### SHORT EXERCISE
Write out every record in full, exactly as written, please.

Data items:
--- START ---

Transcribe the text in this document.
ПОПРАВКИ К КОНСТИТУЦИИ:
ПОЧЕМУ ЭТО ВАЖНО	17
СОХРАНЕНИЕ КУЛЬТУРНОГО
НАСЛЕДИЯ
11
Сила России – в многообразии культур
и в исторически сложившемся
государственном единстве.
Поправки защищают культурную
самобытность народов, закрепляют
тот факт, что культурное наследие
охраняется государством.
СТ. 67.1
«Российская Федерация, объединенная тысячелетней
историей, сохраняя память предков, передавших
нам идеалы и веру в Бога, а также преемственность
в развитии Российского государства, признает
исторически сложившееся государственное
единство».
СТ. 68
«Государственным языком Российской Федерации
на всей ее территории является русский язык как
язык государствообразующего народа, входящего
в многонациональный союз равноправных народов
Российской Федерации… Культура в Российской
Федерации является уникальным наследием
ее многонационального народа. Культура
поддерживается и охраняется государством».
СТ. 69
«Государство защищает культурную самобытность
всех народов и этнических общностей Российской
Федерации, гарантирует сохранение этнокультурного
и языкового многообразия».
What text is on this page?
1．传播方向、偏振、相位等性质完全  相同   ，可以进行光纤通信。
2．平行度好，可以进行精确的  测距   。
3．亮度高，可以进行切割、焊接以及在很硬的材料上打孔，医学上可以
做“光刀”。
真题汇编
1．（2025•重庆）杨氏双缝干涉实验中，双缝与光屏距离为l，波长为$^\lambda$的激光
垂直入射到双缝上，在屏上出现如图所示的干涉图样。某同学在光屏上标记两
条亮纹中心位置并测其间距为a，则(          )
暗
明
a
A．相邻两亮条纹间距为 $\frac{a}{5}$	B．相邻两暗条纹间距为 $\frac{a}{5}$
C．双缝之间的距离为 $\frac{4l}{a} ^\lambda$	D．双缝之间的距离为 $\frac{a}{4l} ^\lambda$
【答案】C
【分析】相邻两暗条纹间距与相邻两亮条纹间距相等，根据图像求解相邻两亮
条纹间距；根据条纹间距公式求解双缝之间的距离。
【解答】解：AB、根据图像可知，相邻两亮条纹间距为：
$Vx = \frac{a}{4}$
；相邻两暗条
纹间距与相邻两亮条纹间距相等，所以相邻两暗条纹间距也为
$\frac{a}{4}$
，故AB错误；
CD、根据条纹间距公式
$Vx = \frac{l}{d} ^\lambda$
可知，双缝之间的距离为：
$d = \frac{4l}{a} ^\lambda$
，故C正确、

--- END ---

### PROBLEM SOLUTION
Transcribe the text in this document.
ПОПРАВКИ К КОНСТИТУЦИИ:
ПОЧЕМУ ЭТО ВАЖНО	17
СОХРАНЕНИЕ КУЛЬТУРНОГО
НАСЛЕДИЯ
11
Сила России – в многообразии культур
и в исторически сложившемся
государственном единстве.
Поправки защищают культурную
самобытность народов, закрепляют
тот факт, что культурное наследие
охраняется государством.
СТ. 67.1
«Российская Федерация, объединенная тысячелетней
историей, сохраняя память предков, передавших
нам идеалы и веру в Бога, а также преемственность
в развитии Российского государства, признает
исторически сложившееся государственное
единство».
СТ. 68
«Государственным языком Российской Федерации
на всей ее территории является русский язык как
язык государствообразующего народа, входящего
в многонациональный союз равноправных народов
Российской Федерации… Культура в Российской
Федерации является уникальным наследием
ее многонационального народа. Культура
поддерживается и охраняется государством».
СТ. 69
«Государство защищает культурную самобытность
всех народов и этнических общностей Российской
Федерации, гарантирует сохранение этнокультурного
и языкового многообразия».
What text is on this page?
1．传播方向、偏振、相位等性质完全  相同   ，可以进行光纤通信。
2．平行度好，可以进行精确的  测距   。
3．亮度高，可以进行切割、焊接以及在很硬的材料上打孔，医学上可以
做“光刀”。
真题汇编
1．（2025•重庆）杨氏双缝干涉实验中，双缝与光屏距离为l，波长为$^\lambda$的激光
垂直入射到双缝上，在屏上出现如图所示的干涉图样。某同学在光屏上标记两
条亮纹中心位置并测其间距为a，则(          )
暗
明
a
A．相邻两亮条纹间距为 $\frac{a}{5}$	B．相邻两暗条纹间距为 $\frac{a}{5}$
C．双缝之间的距离为 $\frac{4l}{a} ^\lambda$	D．双缝之间的距离为 $\frac{a}{4l} ^\lambda$
【答案】C
【分析】相邻两暗条纹间距与相邻两亮条纹间距相等，根据图像求解相邻两亮
条纹间距；根据条纹间距公式求解双缝之间的距离。
【解答】解：AB、根据图像可知，相邻两亮条纹间距为：
$Vx = \frac{a}{4}$
；相邻两暗条
纹间距与相邻两亮条纹间距相等，所以相邻两暗条纹间距也为
$\frac{a}{4}$
，故AB错误；
CD、根据条纹间距公式
$Vx = \frac{l}{d} ^\lambda$
可知，双缝之间的距离为：
$d = \frac{4l}{a} ^\lambda$
，故C正确、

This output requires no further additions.